- **THE DATA**
╔══

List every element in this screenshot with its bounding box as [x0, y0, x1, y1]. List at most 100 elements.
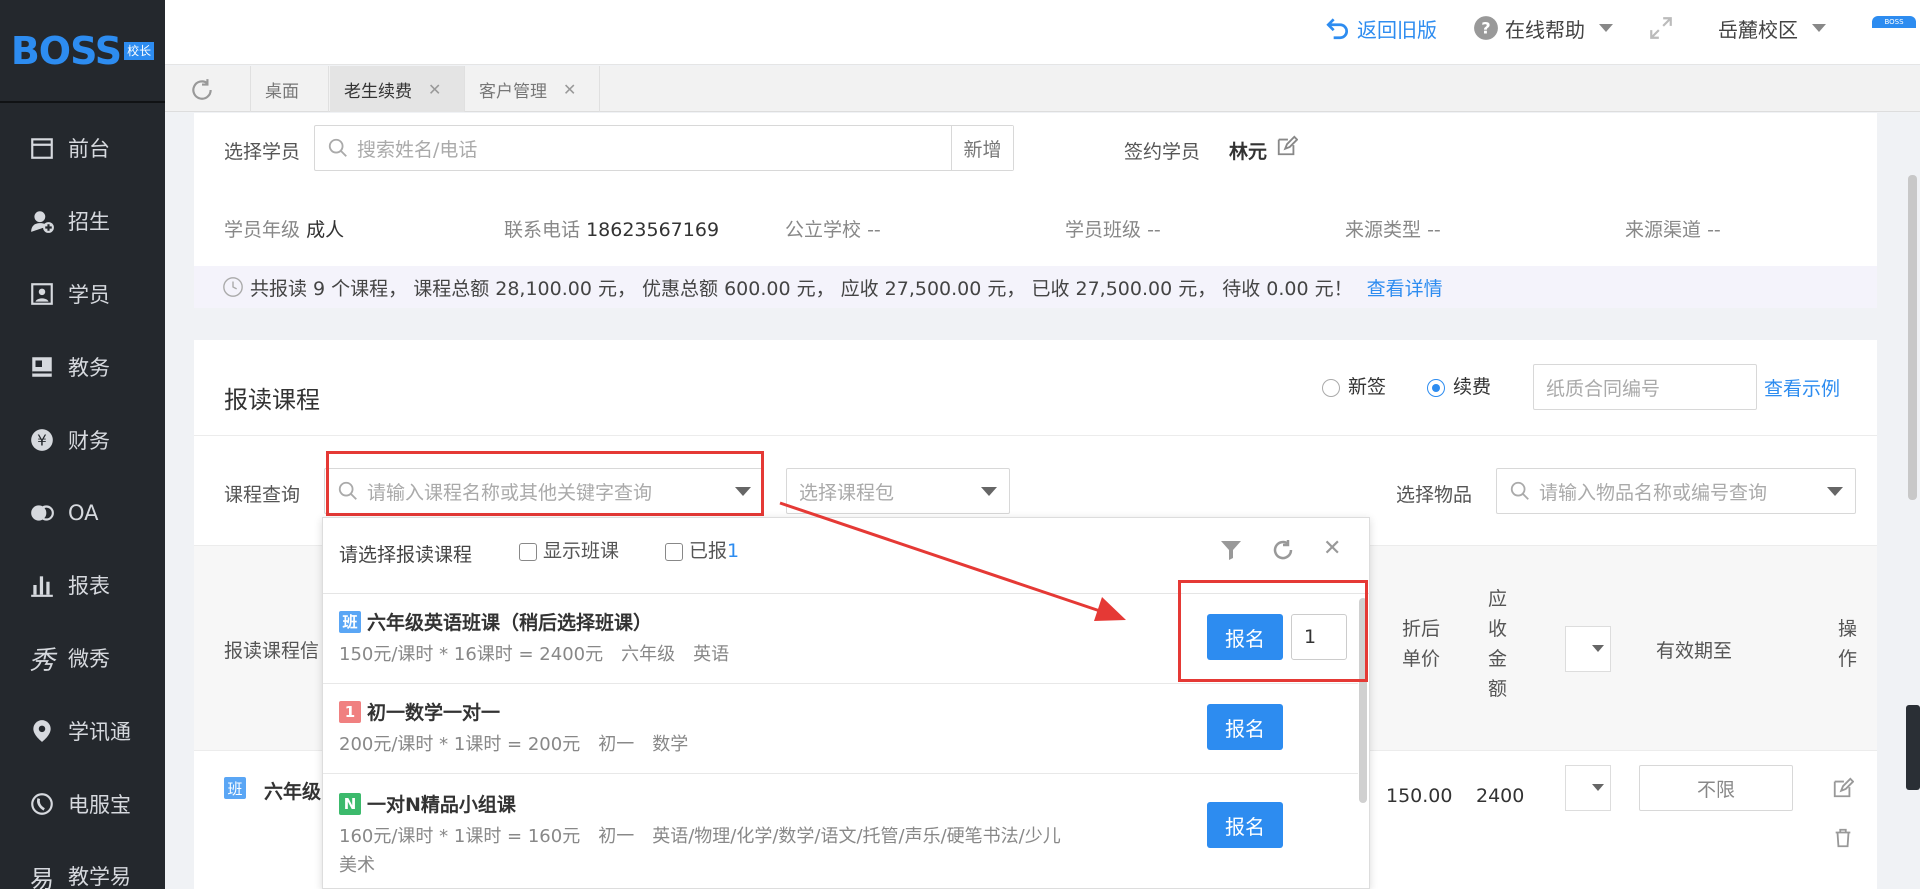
search-icon	[328, 138, 347, 157]
student-search-input[interactable]: 搜索姓名/电话 新增	[314, 125, 1014, 171]
online-help-dropdown[interactable]: ? 在线帮助	[1473, 12, 1613, 44]
enrolled-label: 已报	[689, 540, 728, 562]
radio-new[interactable]: 新签	[1322, 372, 1386, 399]
row-amount: 2400	[1476, 785, 1525, 807]
course-query-label: 课程查询	[224, 484, 301, 506]
close-icon[interactable]: ✕	[563, 80, 576, 99]
campus-dropdown[interactable]: 岳麓校区	[1718, 12, 1826, 44]
summary-bar: 共报读 9 个课程， 课程总额 28,100.00 元， 优惠总额 600.00…	[194, 266, 1877, 308]
class-tag: 班	[339, 610, 361, 633]
valid-until-input[interactable]: 不限	[1639, 765, 1793, 811]
school-value: --	[867, 219, 881, 241]
book-icon	[28, 353, 56, 381]
page-scrollbar[interactable]	[1908, 175, 1917, 500]
filter-icon[interactable]	[1219, 538, 1243, 562]
topbar: 返回旧版 ? 在线帮助 岳麓校区 BOSS	[165, 0, 1920, 65]
radio-checked-icon	[1427, 378, 1445, 397]
list-item[interactable]: N 一对N精品小组课 160元/课时 * 1课时 = 160元 初一 英语/物理…	[323, 774, 1358, 889]
sidebar-item-finance[interactable]: ¥ 财务	[0, 420, 165, 460]
add-student-button[interactable]: 新增	[951, 126, 1013, 170]
side-widget[interactable]	[1906, 705, 1920, 790]
location-icon	[28, 717, 56, 745]
edit-icon[interactable]	[1276, 135, 1298, 157]
enroll-button[interactable]: 报名	[1207, 802, 1283, 848]
grade-value: 成人	[306, 219, 345, 241]
search-icon	[1510, 481, 1529, 500]
enroll-title: 报读课程	[224, 386, 320, 414]
back-old-version-button[interactable]: 返回旧版	[1325, 12, 1437, 44]
teach-icon: 易	[30, 864, 54, 889]
sidebar-item-label: 前台	[68, 137, 110, 161]
course-name: 初一数学一对一	[367, 702, 501, 724]
tab-label: 客户管理	[479, 81, 547, 102]
chevron-down-icon	[1599, 24, 1613, 32]
row-course-name: 六年级	[264, 781, 322, 803]
view-example-link[interactable]: 查看示例	[1764, 374, 1840, 401]
avatar-text: BOSS	[1884, 18, 1904, 26]
close-icon[interactable]: ✕	[428, 80, 441, 99]
sidebar-item-dianfubao[interactable]: 电服宝	[0, 784, 165, 824]
col-price-header: 折后单价	[1402, 618, 1441, 670]
row-unit-select[interactable]	[1565, 765, 1611, 811]
sidebar: BOSS 校长 前台 招生 学员 教务 ¥ 财务 OA 报表 秀 微秀 学讯通 …	[0, 0, 165, 889]
contract-number-input[interactable]: 纸质合同编号	[1533, 364, 1757, 410]
sidebar-item-weixiu[interactable]: 秀 微秀	[0, 638, 165, 678]
close-icon[interactable]: ✕	[1323, 536, 1341, 561]
phone-value: 18623567169	[586, 219, 720, 241]
course-title: 1 初一数学一对一	[339, 698, 500, 725]
phone-field: 联系电话 18623567169	[504, 215, 719, 242]
trash-icon[interactable]	[1832, 827, 1854, 849]
valid-until-value: 不限	[1696, 778, 1735, 801]
tab-desktop[interactable]: 桌面	[250, 66, 329, 112]
enrolled-checkbox[interactable]: 已报1	[665, 536, 739, 563]
tab-label: 桌面	[265, 81, 299, 102]
student-info-card: 选择学员 搜索姓名/电话 新增 签约学员 林元 学员年级 成人 联系电话 186…	[194, 113, 1877, 308]
one-on-one-tag: 1	[339, 700, 361, 723]
course-desc-continued: 美术	[339, 855, 375, 876]
sidebar-item-students[interactable]: 学员	[0, 274, 165, 314]
tab-label: 老生续费	[344, 81, 412, 102]
sidebar-item-jiaoxueyi[interactable]: 易 教学易	[0, 856, 165, 889]
enroll-button[interactable]: 报名	[1207, 704, 1283, 750]
edit-icon[interactable]	[1832, 777, 1854, 799]
refresh-icon[interactable]	[1271, 538, 1295, 562]
group-tag: N	[339, 792, 361, 815]
radio-renew[interactable]: 续费	[1427, 372, 1491, 399]
sidebar-item-label: 招生	[68, 210, 110, 234]
show-class-checkbox[interactable]: 显示班课	[519, 536, 619, 563]
view-details-link[interactable]: 查看详情	[1367, 274, 1443, 301]
avatar[interactable]: BOSS	[1872, 16, 1916, 28]
logo[interactable]: BOSS 校长	[0, 0, 165, 103]
course-name: 六年级英语班课（稍后选择班课）	[367, 612, 653, 634]
goods-label: 选择物品	[1396, 484, 1473, 506]
undo-icon	[1326, 18, 1349, 40]
col-amount-header: 应收金额	[1488, 588, 1508, 700]
refresh-icon[interactable]	[189, 77, 215, 103]
sidebar-item-recruit[interactable]: 招生	[0, 201, 165, 241]
summary-text: 共报读 9 个课程， 课程总额 28,100.00 元， 优惠总额 600.00…	[250, 277, 1353, 300]
show-class-label: 显示班课	[543, 540, 620, 562]
sidebar-item-reports[interactable]: 报表	[0, 565, 165, 605]
sidebar-item-label: 财务	[68, 429, 110, 453]
yen-icon: ¥	[28, 426, 56, 454]
unit-select[interactable]	[1565, 626, 1611, 672]
course-package-select[interactable]: 选择课程包	[786, 468, 1010, 514]
list-item[interactable]: 1 初一数学一对一 200元/课时 * 1课时 = 200元 初一 数学 报名	[323, 684, 1358, 774]
sidebar-item-front-desk[interactable]: 前台	[0, 128, 165, 168]
course-title: N 一对N精品小组课	[339, 790, 516, 817]
sidebar-item-xuexuntong[interactable]: 学讯通	[0, 711, 165, 751]
chevron-down-icon	[1827, 487, 1843, 496]
sidebar-item-academic[interactable]: 教务	[0, 347, 165, 387]
fullscreen-icon[interactable]	[1648, 12, 1674, 44]
source-type-value: --	[1427, 219, 1441, 241]
goods-search-input[interactable]: 请输入物品名称或编号查询	[1496, 468, 1856, 514]
tab-customer[interactable]: 客户管理 ✕	[465, 66, 600, 112]
highlight-box	[1178, 580, 1368, 682]
chevron-down-icon	[981, 487, 997, 496]
course-desc: 200元/课时 * 1课时 = 200元 初一 数学	[339, 734, 689, 755]
tab-renewal[interactable]: 老生续费 ✕	[330, 66, 465, 112]
student-search-placeholder: 搜索姓名/电话	[357, 138, 478, 161]
highlight-box	[326, 451, 764, 516]
school-field: 公立学校 --	[785, 215, 881, 242]
sidebar-item-oa[interactable]: OA	[0, 493, 165, 533]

╚══

- **CHALLENGE**
Rewrite all of the records above with "highlight-box" changed to "focus-frame" wherever it occurs, keeping everything else the same and leaving out the pictures.

- **CORRECT RESULT**
List every element in this screenshot with its bounding box as [x0, y0, x1, y1]. List at most 100 elements.
search-icon	[328, 138, 347, 157]
student-search-input[interactable]: 搜索姓名/电话 新增	[314, 125, 1014, 171]
online-help-dropdown[interactable]: ? 在线帮助	[1473, 12, 1613, 44]
enrolled-label: 已报	[689, 540, 728, 562]
radio-new[interactable]: 新签	[1322, 372, 1386, 399]
row-amount: 2400	[1476, 785, 1525, 807]
course-query-label: 课程查询	[224, 484, 301, 506]
close-icon[interactable]: ✕	[563, 80, 576, 99]
campus-dropdown[interactable]: 岳麓校区	[1718, 12, 1826, 44]
summary-bar: 共报读 9 个课程， 课程总额 28,100.00 元， 优惠总额 600.00…	[194, 266, 1877, 308]
class-tag: 班	[339, 610, 361, 633]
valid-until-input[interactable]: 不限	[1639, 765, 1793, 811]
school-value: --	[867, 219, 881, 241]
book-icon	[28, 353, 56, 381]
page-scrollbar[interactable]	[1908, 175, 1917, 500]
filter-icon[interactable]	[1219, 538, 1243, 562]
topbar: 返回旧版 ? 在线帮助 岳麓校区 BOSS	[165, 0, 1920, 65]
radio-checked-icon	[1427, 378, 1445, 397]
list-item[interactable]: N 一对N精品小组课 160元/课时 * 1课时 = 160元 初一 英语/物理…	[323, 774, 1358, 889]
sidebar-item-finance[interactable]: ¥ 财务	[0, 420, 165, 460]
add-student-button[interactable]: 新增	[951, 126, 1013, 170]
side-widget[interactable]	[1906, 705, 1920, 790]
location-icon	[28, 717, 56, 745]
edit-icon[interactable]	[1276, 135, 1298, 157]
enroll-button[interactable]: 报名	[1207, 802, 1283, 848]
grade-value: 成人	[306, 219, 345, 241]
search-icon	[1510, 481, 1529, 500]
enroll-title: 报读课程	[224, 386, 320, 414]
back-old-version-button[interactable]: 返回旧版	[1325, 12, 1437, 44]
teach-icon: 易	[30, 864, 54, 889]
sidebar-item-label: 前台	[68, 137, 110, 161]
course-name: 初一数学一对一	[367, 702, 501, 724]
tab-label: 客户管理	[479, 81, 547, 102]
chevron-down-icon	[1599, 24, 1613, 32]
row-course-name: 六年级	[264, 781, 322, 803]
view-example-link[interactable]: 查看示例	[1764, 374, 1840, 401]
avatar-text: BOSS	[1884, 18, 1904, 26]
close-icon[interactable]: ✕	[428, 80, 441, 99]
sidebar-item-dianfubao[interactable]: 电服宝	[0, 784, 165, 824]
col-price-header: 折后单价	[1402, 618, 1441, 670]
row-unit-select[interactable]	[1565, 765, 1611, 811]
sidebar: BOSS 校长 前台 招生 学员 教务 ¥ 财务 OA 报表 秀 微秀 学讯通 …	[0, 0, 165, 889]
contract-number-input[interactable]: 纸质合同编号	[1533, 364, 1757, 410]
sidebar-item-weixiu[interactable]: 秀 微秀	[0, 638, 165, 678]
close-icon[interactable]: ✕	[1323, 536, 1341, 561]
phone-value: 18623567169	[586, 219, 720, 241]
course-title: 1 初一数学一对一	[339, 698, 500, 725]
phone-field: 联系电话 18623567169	[504, 215, 719, 242]
trash-icon[interactable]	[1832, 827, 1854, 849]
valid-until-value: 不限	[1696, 778, 1735, 801]
tab-desktop[interactable]: 桌面	[250, 66, 329, 112]
enrolled-checkbox[interactable]: 已报1	[665, 536, 739, 563]
tab-label: 桌面	[265, 81, 299, 102]
student-info-card: 选择学员 搜索姓名/电话 新增 签约学员 林元 学员年级 成人 联系电话 186…	[194, 113, 1877, 308]
one-on-one-tag: 1	[339, 700, 361, 723]
course-desc-continued: 美术	[339, 855, 375, 876]
sidebar-item-students[interactable]: 学员	[0, 274, 165, 314]
tab-label: 老生续费	[344, 81, 412, 102]
sidebar-item-jiaoxueyi[interactable]: 易 教学易	[0, 856, 165, 889]
enroll-button[interactable]: 报名	[1207, 704, 1283, 750]
edit-icon[interactable]	[1832, 777, 1854, 799]
refresh-icon[interactable]	[1271, 538, 1295, 562]
group-tag: N	[339, 792, 361, 815]
radio-renew[interactable]: 续费	[1427, 372, 1491, 399]
sidebar-item-label: 招生	[68, 210, 110, 234]
show-class-checkbox[interactable]: 显示班课	[519, 536, 619, 563]
view-details-link[interactable]: 查看详情	[1367, 274, 1443, 301]
avatar[interactable]: BOSS	[1872, 16, 1916, 28]
logo[interactable]: BOSS 校长	[0, 0, 165, 103]
course-name: 六年级英语班课（稍后选择班课）	[367, 612, 653, 634]
goods-label: 选择物品	[1396, 484, 1473, 506]
undo-icon	[1326, 18, 1349, 40]
col-amount-header: 应收金额	[1488, 588, 1508, 700]
refresh-icon[interactable]	[189, 77, 215, 103]
sidebar-item-recruit[interactable]: 招生	[0, 201, 165, 241]
summary-text: 共报读 9 个课程， 课程总额 28,100.00 元， 优惠总额 600.00…	[250, 277, 1353, 300]
show-class-label: 显示班课	[543, 540, 620, 562]
sidebar-item-reports[interactable]: 报表	[0, 565, 165, 605]
sidebar-item-label: 财务	[68, 429, 110, 453]
yen-icon: ¥	[28, 426, 56, 454]
unit-select[interactable]	[1565, 626, 1611, 672]
course-package-select[interactable]: 选择课程包	[786, 468, 1010, 514]
list-item[interactable]: 1 初一数学一对一 200元/课时 * 1课时 = 200元 初一 数学 报名	[323, 684, 1358, 774]
sidebar-item-front-desk[interactable]: 前台	[0, 128, 165, 168]
course-title: N 一对N精品小组课	[339, 790, 516, 817]
sidebar-item-xuexuntong[interactable]: 学讯通	[0, 711, 165, 751]
chevron-down-icon	[1827, 487, 1843, 496]
sidebar-item-academic[interactable]: 教务	[0, 347, 165, 387]
fullscreen-icon[interactable]	[1648, 12, 1674, 44]
source-type-value: --	[1427, 219, 1441, 241]
goods-search-input[interactable]: 请输入物品名称或编号查询	[1496, 468, 1856, 514]
tab-customer[interactable]: 客户管理 ✕	[465, 66, 600, 112]
focus-frame	[1178, 580, 1368, 682]
chevron-down-icon	[981, 487, 997, 496]
course-desc: 200元/课时 * 1课时 = 200元 初一 数学	[339, 734, 689, 755]
tab-renewal[interactable]: 老生续费 ✕	[330, 66, 465, 112]
student-search-placeholder: 搜索姓名/电话	[357, 138, 478, 161]
focus-frame	[326, 451, 764, 516]
school-field: 公立学校 --	[785, 215, 881, 242]
sidebar-item-oa[interactable]: OA	[0, 493, 165, 533]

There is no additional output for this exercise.